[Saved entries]
════════════════════
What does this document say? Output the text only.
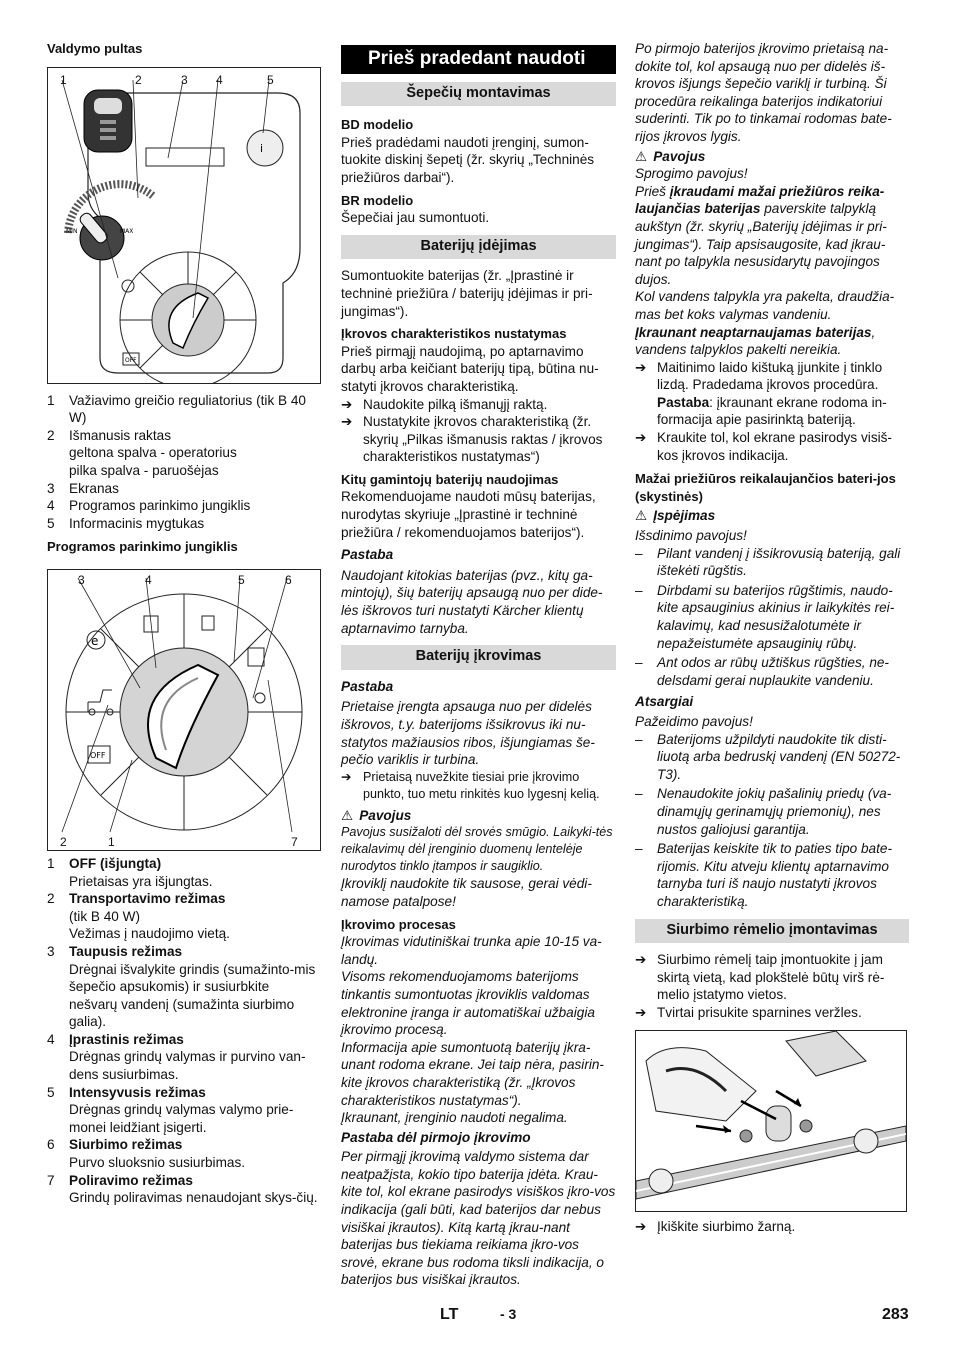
Valdymo pultas

1	2	3 4	5
i
MIN	MAX
OFF
1	Važiavimo greičio reguliatorius (tik B 40 W)
2	Išmanusis raktas
geltona spalva - operatorius
pilka spalva - paruošėjas
3	Ekranas
4	Programos parinkimo jungiklis
5	Informacinis mygtukas

Programos parinkimo jungiklis

3	4	5	6
2	1	7
e
OFF
1	OFF (išjungta)
Prietaisas yra išjungtas.
2	Transportavimo režimas
(tik B 40 W)
Vežimas į naudojimo vietą.
3	Taupusis režimas
Drėgnai išvalykite grindis (sumažinto-mis šepečio apsukomis) ir susiurbkite nešvarų vandenį (sumažinta siurbimo galia).
4	Įprastinis režimas
Drėgnas grindų valymas ir purvino van-dens susiurbimas.
5	Intensyvusis režimas
Drėgnas grindų valymas valymo prie-monei leidžiant įsigerti.
6	Siurbimo režimas
Purvo sluoksnio susiurbimas.
7	Poliravimo režimas
Grindų poliravimas nenaudojant skys-čių.
Prieš pradedant naudoti
Šepečių montavimas

BD modelio

Prieš pradėdami naudoti įrenginį, sumon-tuokite diskinį šepetį (žr. skyrių „Techninės priežiūros darbai“).

BR modelio

Šepečiai jau sumontuoti.

Baterijų įdėjimas

Sumontuokite baterijas (žr. „Įprastinė ir techninė priežiūra / baterijų įdėjimas ir pri-jungimas“).

Įkrovos charakteristikos nustatymas

Prieš pirmąjį naudojimą, po aptarnavimo darbų arba keičiant baterijų tipą, būtina nu-statyti įkrovos charakteristiką.

➔ Naudokite pilką išmanųjį raktą.
➔ Nustatykite įkrovos charakteristiką (žr. skyrių „Pilkas išmanusis raktas / įkrovos charakteristikos nustatymas“)

Kitų gamintojų baterijų naudojimas

Rekomenduojame naudoti mūsų baterijas, nurodytas skyriuje „Įprastinė ir techninė priežiūra / rekomenduojamos baterijos“).

Pastaba

Naudojant kitokias baterijas (pvz., kitų ga-mintojų), šių baterijų apsaugą nuo per dide-lės iškrovos turi nustatyti Kärcher klientų aptarnavimo tarnyba.

Baterijų įkrovimas

Pastaba

Prietaise įrengta apsauga nuo per didelės iškrovos, t.y. baterijoms išsikrovus iki nu-statytos mažiausios ribos, išjungiamas še-pečio variklis ir turbina.

➔ Prietaisą nuvežkite tiesiai prie įkrovimo punkto, tuo metu rinkitės kuo lygesnį kelią.

⚠ Pavojus

Pavojus susižaloti dėl srovės smūgio. Laikyki-tės reikalavimų dėl įrenginio duomenų lentelėje nurodytos tinklo įtampos ir saugiklio.

Įkroviklį naudokite tik sausose, gerai vėdi-namose patalpose!

Įkrovimo procesas

Įkrovimas vidutiniškai trunka apie 10-15 va-landų.

Visoms rekomenduojamoms baterijoms tinkantis sumontuotas įkroviklis valdomas elektronine įranga ir automatiškai užbaigia įkrovimo procesą.

Informacija apie sumontuotą baterijų įkra-unant rodoma ekrane. Jei taip nėra, pasirin-kite įkrovos charakteristiką (žr. „Įkrovos charakteristikos nustatymas“).

Įkraunant, įrenginio naudoti negalima.

Pastaba dėl pirmojo įkrovimo

Per pirmąjį įkrovimą valdymo sistema dar neatpažįsta, kokio tipo baterija įdėta. Krau-kite tol, kol ekrane pasirodys visiškos įkro-vos indikacija (gali būti, kad baterijos dar nebus visiškai įkrautos). Kitą kartą įkrau-nant baterijas bus tiekiama reikiama įkro-vos srovė, ekrane bus rodoma tiksli indikacija, o baterijos bus visiškai įkrautos.

Po pirmojo baterijos įkrovimo prietaisą na-dokite tol, kol apsaugą nuo per didelės iš-krovos išjungs šepečio variklį ir turbiną. Ši procedūra reikalinga baterijos indikatoriui suderinti. Tik po to tinkamai rodomas bate-rijos įkrovos lygis.

⚠ Pavojus

Sprogimo pavojus!

Prieš įkraudami mažai priežiūros reika-laujančias baterijas paverskite talpyklą aukštyn (žr. skyrių „Baterijų įdėjimas ir pri-jungimas“). Taip apsisaugosite, kad įkrau-nant po talpykla nesusidarytų pavojingos dujos.

Kol vandens talpykla yra pakelta, draudžia-mas bet koks valymas vandeniu.

Įkraunant neaptarnaujamas baterijas, vandens talpyklos pakelti nereikia.

➔ Maitinimo laido kištuką įjunkite į tinklo lizdą. Pradedama įkrovos procedūra.
Pastaba: įkraunant ekrane rodoma in-formacija apie pasirinktą bateriją.
➔ Kraukite tol, kol ekrane pasirodys visiš-kos įkrovos indikacija.

Mažai priežiūros reikalaujančios bateri-jos (skystinės)

⚠ Įspėjimas

Išsdinimo pavojus!

–	Pilant vandenį į išsikrovusią bateriją, gali ištekėti rūgštis.
–	Dirbdami su baterijos rūgštimis, naudo-kite apsauginius akinius ir laikykitės rei-kalavimų, kad nesusižalotumėte ir nepažeistumėte apsauginių rūbų.
–	Ant odos ar rūbų užtiškus rūgšties, ne-delsdami gerai nuplaukite vandeniu.

Atsargiai

Pažeidimo pavojus!

–	Baterijoms užpildyti naudokite tik disti-liuotą arba bedruskį vandenį (EN 50272-T3).
–	Nenaudokite jokių pašalinių priedų (va-dinamųjų gerinamųjų priemonių), nes nustos galiojusi garantija.
–	Baterijas keiskite tik to paties tipo bate-rijomis. Kitu atveju klientų aptarnavimo tarnyba turi iš naujo nustatyti įkrovos charakteristiką.
Siurbimo rėmelio įmontavimas
➔ Siurbimo rėmelį taip įmontuokite į jam skirtą vietą, kad plokštelė būtų virš rė-melio įstatymo vietos.
➔ Tvirtai prisukite sparnines veržles.
➔ Įkiškite siurbimo žarną.
LT	- 3	283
════════════════════
▸ **What is being asked**: Repeat each entry precisely as it appears. Leave the pictures out.

▸ **Output below**:
What does this document say? Output the text only.
Valdymo pultas

1	2	3 4	5
i
MIN	MAX
OFF
1	Važiavimo greičio reguliatorius (tik B 40 W)
2	Išmanusis raktas
geltona spalva - operatorius
pilka spalva - paruošėjas
3	Ekranas
4	Programos parinkimo jungiklis
5	Informacinis mygtukas

Programos parinkimo jungiklis

3	4	5	6
2	1	7
e
OFF
1	OFF (išjungta)
Prietaisas yra išjungtas.
2	Transportavimo režimas
(tik B 40 W)
Vežimas į naudojimo vietą.
3	Taupusis režimas
Drėgnai išvalykite grindis (sumažinto-mis šepečio apsukomis) ir susiurbkite nešvarų vandenį (sumažinta siurbimo galia).
4	Įprastinis režimas
Drėgnas grindų valymas ir purvino van-dens susiurbimas.
5	Intensyvusis režimas
Drėgnas grindų valymas valymo prie-monei leidžiant įsigerti.
6	Siurbimo režimas
Purvo sluoksnio susiurbimas.
7	Poliravimo režimas
Grindų poliravimas nenaudojant skys-čių.
Prieš pradedant naudoti
Šepečių montavimas

BD modelio

Prieš pradėdami naudoti įrenginį, sumon-tuokite diskinį šepetį (žr. skyrių „Techninės priežiūros darbai“).

BR modelio

Šepečiai jau sumontuoti.

Baterijų įdėjimas

Sumontuokite baterijas (žr. „Įprastinė ir techninė priežiūra / baterijų įdėjimas ir pri-jungimas“).

Įkrovos charakteristikos nustatymas

Prieš pirmąjį naudojimą, po aptarnavimo darbų arba keičiant baterijų tipą, būtina nu-statyti įkrovos charakteristiką.

➔ Naudokite pilką išmanųjį raktą.
➔ Nustatykite įkrovos charakteristiką (žr. skyrių „Pilkas išmanusis raktas / įkrovos charakteristikos nustatymas“)

Kitų gamintojų baterijų naudojimas

Rekomenduojame naudoti mūsų baterijas, nurodytas skyriuje „Įprastinė ir techninė priežiūra / rekomenduojamos baterijos“).

Pastaba

Naudojant kitokias baterijas (pvz., kitų ga-mintojų), šių baterijų apsaugą nuo per dide-lės iškrovos turi nustatyti Kärcher klientų aptarnavimo tarnyba.

Baterijų įkrovimas

Pastaba

Prietaise įrengta apsauga nuo per didelės iškrovos, t.y. baterijoms išsikrovus iki nu-statytos mažiausios ribos, išjungiamas še-pečio variklis ir turbina.

➔ Prietaisą nuvežkite tiesiai prie įkrovimo punkto, tuo metu rinkitės kuo lygesnį kelią.

⚠ Pavojus

Pavojus susižaloti dėl srovės smūgio. Laikyki-tės reikalavimų dėl įrenginio duomenų lentelėje nurodytos tinklo įtampos ir saugiklio.

Įkroviklį naudokite tik sausose, gerai vėdi-namose patalpose!

Įkrovimo procesas

Įkrovimas vidutiniškai trunka apie 10-15 va-landų.

Visoms rekomenduojamoms baterijoms tinkantis sumontuotas įkroviklis valdomas elektronine įranga ir automatiškai užbaigia įkrovimo procesą.

Informacija apie sumontuotą baterijų įkra-unant rodoma ekrane. Jei taip nėra, pasirin-kite įkrovos charakteristiką (žr. „Įkrovos charakteristikos nustatymas“).

Įkraunant, įrenginio naudoti negalima.

Pastaba dėl pirmojo įkrovimo

Per pirmąjį įkrovimą valdymo sistema dar neatpažįsta, kokio tipo baterija įdėta. Krau-kite tol, kol ekrane pasirodys visiškos įkro-vos indikacija (gali būti, kad baterijos dar nebus visiškai įkrautos). Kitą kartą įkrau-nant baterijas bus tiekiama reikiama įkro-vos srovė, ekrane bus rodoma tiksli indikacija, o baterijos bus visiškai įkrautos.

Po pirmojo baterijos įkrovimo prietaisą na-dokite tol, kol apsaugą nuo per didelės iš-krovos išjungs šepečio variklį ir turbiną. Ši procedūra reikalinga baterijos indikatoriui suderinti. Tik po to tinkamai rodomas bate-rijos įkrovos lygis.

⚠ Pavojus

Sprogimo pavojus!

Prieš įkraudami mažai priežiūros reika-laujančias baterijas paverskite talpyklą aukštyn (žr. skyrių „Baterijų įdėjimas ir pri-jungimas“). Taip apsisaugosite, kad įkrau-nant po talpykla nesusidarytų pavojingos dujos.

Kol vandens talpykla yra pakelta, draudžia-mas bet koks valymas vandeniu.

Įkraunant neaptarnaujamas baterijas, vandens talpyklos pakelti nereikia.

➔ Maitinimo laido kištuką įjunkite į tinklo lizdą. Pradedama įkrovos procedūra.
Pastaba: įkraunant ekrane rodoma in-formacija apie pasirinktą bateriją.
➔ Kraukite tol, kol ekrane pasirodys visiš-kos įkrovos indikacija.

Mažai priežiūros reikalaujančios bateri-jos (skystinės)

⚠ Įspėjimas

Išsdinimo pavojus!

–	Pilant vandenį į išsikrovusią bateriją, gali ištekėti rūgštis.
–	Dirbdami su baterijos rūgštimis, naudo-kite apsauginius akinius ir laikykitės rei-kalavimų, kad nesusižalotumėte ir nepažeistumėte apsauginių rūbų.
–	Ant odos ar rūbų užtiškus rūgšties, ne-delsdami gerai nuplaukite vandeniu.

Atsargiai

Pažeidimo pavojus!

–	Baterijoms užpildyti naudokite tik disti-liuotą arba bedruskį vandenį (EN 50272-T3).
–	Nenaudokite jokių pašalinių priedų (va-dinamųjų gerinamųjų priemonių), nes nustos galiojusi garantija.
–	Baterijas keiskite tik to paties tipo bate-rijomis. Kitu atveju klientų aptarnavimo tarnyba turi iš naujo nustatyti įkrovos charakteristiką.
Siurbimo rėmelio įmontavimas
➔ Siurbimo rėmelį taip įmontuokite į jam skirtą vietą, kad plokštelė būtų virš rė-melio įstatymo vietos.
➔ Tvirtai prisukite sparnines veržles.
➔ Įkiškite siurbimo žarną.
LT	- 3	283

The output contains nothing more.